(Dataset entries on figures)
* * * * *

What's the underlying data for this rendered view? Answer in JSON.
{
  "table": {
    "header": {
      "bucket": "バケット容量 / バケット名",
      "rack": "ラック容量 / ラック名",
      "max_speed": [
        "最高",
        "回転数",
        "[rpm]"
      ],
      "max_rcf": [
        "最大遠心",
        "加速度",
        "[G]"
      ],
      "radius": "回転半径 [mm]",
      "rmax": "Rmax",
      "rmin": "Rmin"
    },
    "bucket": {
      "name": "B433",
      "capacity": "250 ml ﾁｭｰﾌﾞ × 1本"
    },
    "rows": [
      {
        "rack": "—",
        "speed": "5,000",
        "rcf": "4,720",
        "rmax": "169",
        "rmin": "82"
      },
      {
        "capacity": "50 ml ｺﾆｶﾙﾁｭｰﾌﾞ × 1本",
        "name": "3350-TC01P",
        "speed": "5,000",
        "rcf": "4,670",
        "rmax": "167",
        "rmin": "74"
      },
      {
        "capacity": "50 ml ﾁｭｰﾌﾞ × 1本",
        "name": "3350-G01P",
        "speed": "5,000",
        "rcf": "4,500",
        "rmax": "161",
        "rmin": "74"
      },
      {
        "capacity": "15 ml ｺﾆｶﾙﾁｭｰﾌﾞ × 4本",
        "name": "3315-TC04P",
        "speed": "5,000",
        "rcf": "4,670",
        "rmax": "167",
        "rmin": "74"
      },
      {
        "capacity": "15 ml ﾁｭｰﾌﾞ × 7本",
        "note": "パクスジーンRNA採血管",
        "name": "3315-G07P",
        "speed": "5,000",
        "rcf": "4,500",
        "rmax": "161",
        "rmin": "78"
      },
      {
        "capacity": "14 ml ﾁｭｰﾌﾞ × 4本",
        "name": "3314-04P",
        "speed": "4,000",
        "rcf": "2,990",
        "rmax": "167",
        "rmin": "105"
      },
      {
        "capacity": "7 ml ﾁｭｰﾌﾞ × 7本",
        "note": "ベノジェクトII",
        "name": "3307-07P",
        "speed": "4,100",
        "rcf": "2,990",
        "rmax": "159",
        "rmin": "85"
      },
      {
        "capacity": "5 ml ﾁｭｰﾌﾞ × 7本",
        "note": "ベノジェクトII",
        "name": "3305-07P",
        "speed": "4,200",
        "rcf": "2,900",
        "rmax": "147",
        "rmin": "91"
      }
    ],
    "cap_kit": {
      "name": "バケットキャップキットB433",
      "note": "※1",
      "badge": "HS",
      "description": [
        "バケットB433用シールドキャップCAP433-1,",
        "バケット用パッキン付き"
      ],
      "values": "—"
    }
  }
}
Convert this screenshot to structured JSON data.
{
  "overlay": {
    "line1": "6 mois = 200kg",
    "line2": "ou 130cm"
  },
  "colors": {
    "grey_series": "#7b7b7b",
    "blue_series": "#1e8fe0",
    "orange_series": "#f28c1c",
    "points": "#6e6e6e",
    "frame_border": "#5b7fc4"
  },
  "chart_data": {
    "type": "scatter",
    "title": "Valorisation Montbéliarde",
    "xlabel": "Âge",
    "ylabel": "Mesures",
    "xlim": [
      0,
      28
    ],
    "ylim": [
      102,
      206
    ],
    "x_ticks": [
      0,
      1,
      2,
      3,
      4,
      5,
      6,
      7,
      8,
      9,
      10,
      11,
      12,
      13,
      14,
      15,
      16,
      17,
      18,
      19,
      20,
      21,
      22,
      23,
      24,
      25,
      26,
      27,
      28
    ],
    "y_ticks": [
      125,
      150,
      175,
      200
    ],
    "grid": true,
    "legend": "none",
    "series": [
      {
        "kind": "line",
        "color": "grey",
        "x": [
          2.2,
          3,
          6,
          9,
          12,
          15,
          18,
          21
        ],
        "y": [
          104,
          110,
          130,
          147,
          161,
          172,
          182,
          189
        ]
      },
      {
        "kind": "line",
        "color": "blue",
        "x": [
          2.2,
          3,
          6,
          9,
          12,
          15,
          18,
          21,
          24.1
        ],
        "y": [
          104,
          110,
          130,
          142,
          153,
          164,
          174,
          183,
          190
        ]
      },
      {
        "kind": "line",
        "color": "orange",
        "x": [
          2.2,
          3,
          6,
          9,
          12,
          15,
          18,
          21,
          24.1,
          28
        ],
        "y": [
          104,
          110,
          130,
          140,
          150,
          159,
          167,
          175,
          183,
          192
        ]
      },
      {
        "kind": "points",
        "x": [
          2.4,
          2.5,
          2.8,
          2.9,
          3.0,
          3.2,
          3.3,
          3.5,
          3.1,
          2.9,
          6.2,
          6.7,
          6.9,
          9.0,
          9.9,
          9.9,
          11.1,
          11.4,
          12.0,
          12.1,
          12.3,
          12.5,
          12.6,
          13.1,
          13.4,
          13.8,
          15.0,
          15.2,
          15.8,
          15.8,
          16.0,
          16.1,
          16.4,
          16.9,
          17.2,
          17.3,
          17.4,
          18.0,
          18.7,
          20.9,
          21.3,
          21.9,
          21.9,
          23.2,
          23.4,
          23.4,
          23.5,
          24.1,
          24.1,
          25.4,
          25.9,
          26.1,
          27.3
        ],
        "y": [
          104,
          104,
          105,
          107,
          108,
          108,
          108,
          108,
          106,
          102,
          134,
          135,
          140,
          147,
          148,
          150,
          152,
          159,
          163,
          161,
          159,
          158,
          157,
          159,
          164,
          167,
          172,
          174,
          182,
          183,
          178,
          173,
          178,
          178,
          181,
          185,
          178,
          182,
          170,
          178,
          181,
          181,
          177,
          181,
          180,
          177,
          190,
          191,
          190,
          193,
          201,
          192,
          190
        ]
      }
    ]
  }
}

* * * * *

**Your goal**
Filter out every line that lacks the word "this", and copy the rest.

**Response to the exercise**
What's the underlying data for this rendered view? Answer in JSON.
Convert this screenshot to structured JSON data.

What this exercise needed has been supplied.